- Source material:
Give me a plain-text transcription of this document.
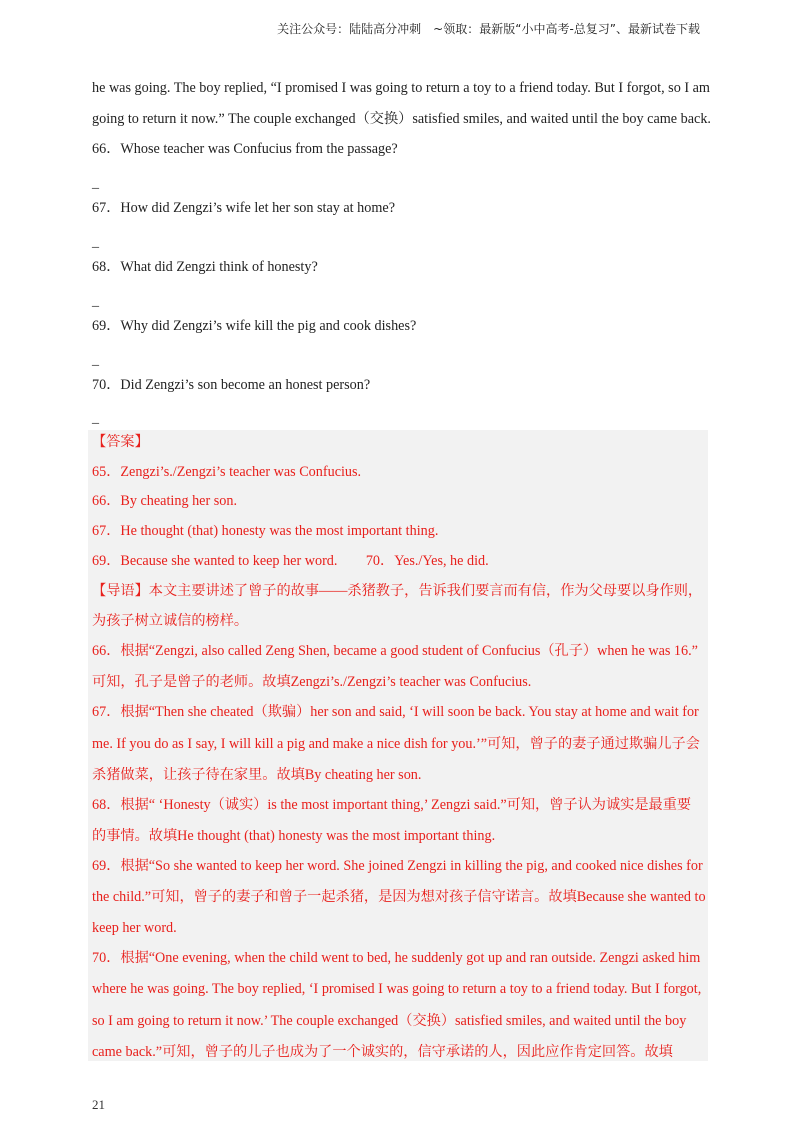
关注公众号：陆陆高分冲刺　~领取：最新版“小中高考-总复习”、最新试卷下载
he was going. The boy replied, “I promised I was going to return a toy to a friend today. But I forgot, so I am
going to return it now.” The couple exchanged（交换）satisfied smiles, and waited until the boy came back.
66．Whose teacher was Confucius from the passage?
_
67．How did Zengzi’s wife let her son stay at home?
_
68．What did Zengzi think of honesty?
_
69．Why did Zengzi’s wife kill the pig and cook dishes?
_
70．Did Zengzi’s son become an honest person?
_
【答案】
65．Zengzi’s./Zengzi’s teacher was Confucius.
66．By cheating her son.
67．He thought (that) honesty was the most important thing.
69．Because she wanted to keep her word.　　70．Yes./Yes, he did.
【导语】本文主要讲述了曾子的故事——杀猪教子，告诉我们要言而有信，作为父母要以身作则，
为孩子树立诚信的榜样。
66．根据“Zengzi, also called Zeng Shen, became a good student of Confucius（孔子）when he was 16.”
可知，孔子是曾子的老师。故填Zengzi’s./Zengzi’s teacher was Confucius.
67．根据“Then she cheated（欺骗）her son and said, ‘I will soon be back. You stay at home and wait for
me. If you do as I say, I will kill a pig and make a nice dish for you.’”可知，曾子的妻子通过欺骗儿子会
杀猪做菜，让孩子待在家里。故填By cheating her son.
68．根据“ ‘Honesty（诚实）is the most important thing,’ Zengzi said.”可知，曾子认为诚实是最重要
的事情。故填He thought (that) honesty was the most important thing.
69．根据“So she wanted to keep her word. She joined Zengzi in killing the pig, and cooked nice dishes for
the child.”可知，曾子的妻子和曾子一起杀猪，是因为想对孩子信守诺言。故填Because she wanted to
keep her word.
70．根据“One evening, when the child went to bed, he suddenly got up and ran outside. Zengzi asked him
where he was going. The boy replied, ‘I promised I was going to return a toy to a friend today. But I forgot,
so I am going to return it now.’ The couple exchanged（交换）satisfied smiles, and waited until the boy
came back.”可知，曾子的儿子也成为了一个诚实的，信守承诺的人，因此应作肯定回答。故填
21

- What is needed: Reproduce the material word for word. Any pictures should be left out of the copy.

- Completed task:
Give me a plain-text transcription of this document.
关注公众号：陆陆高分冲刺　~领取：最新版“小中高考-总复习”、最新试卷下载
he was going. The boy replied, “I promised I was going to return a toy to a friend today. But I forgot, so I am
going to return it now.” The couple exchanged（交换）satisfied smiles, and waited until the boy came back.
66．Whose teacher was Confucius from the passage?
_
67．How did Zengzi’s wife let her son stay at home?
_
68．What did Zengzi think of honesty?
_
69．Why did Zengzi’s wife kill the pig and cook dishes?
_
70．Did Zengzi’s son become an honest person?
_
【答案】
65．Zengzi’s./Zengzi’s teacher was Confucius.
66．By cheating her son.
67．He thought (that) honesty was the most important thing.
69．Because she wanted to keep her word.　　70．Yes./Yes, he did.
【导语】本文主要讲述了曾子的故事——杀猪教子，告诉我们要言而有信，作为父母要以身作则，
为孩子树立诚信的榜样。
66．根据“Zengzi, also called Zeng Shen, became a good student of Confucius（孔子）when he was 16.”
可知，孔子是曾子的老师。故填Zengzi’s./Zengzi’s teacher was Confucius.
67．根据“Then she cheated（欺骗）her son and said, ‘I will soon be back. You stay at home and wait for
me. If you do as I say, I will kill a pig and make a nice dish for you.’”可知，曾子的妻子通过欺骗儿子会
杀猪做菜，让孩子待在家里。故填By cheating her son.
68．根据“ ‘Honesty（诚实）is the most important thing,’ Zengzi said.”可知，曾子认为诚实是最重要
的事情。故填He thought (that) honesty was the most important thing.
69．根据“So she wanted to keep her word. She joined Zengzi in killing the pig, and cooked nice dishes for
the child.”可知，曾子的妻子和曾子一起杀猪，是因为想对孩子信守诺言。故填Because she wanted to
keep her word.
70．根据“One evening, when the child went to bed, he suddenly got up and ran outside. Zengzi asked him
where he was going. The boy replied, ‘I promised I was going to return a toy to a friend today. But I forgot,
so I am going to return it now.’ The couple exchanged（交换）satisfied smiles, and waited until the boy
came back.”可知，曾子的儿子也成为了一个诚实的，信守承诺的人，因此应作肯定回答。故填
21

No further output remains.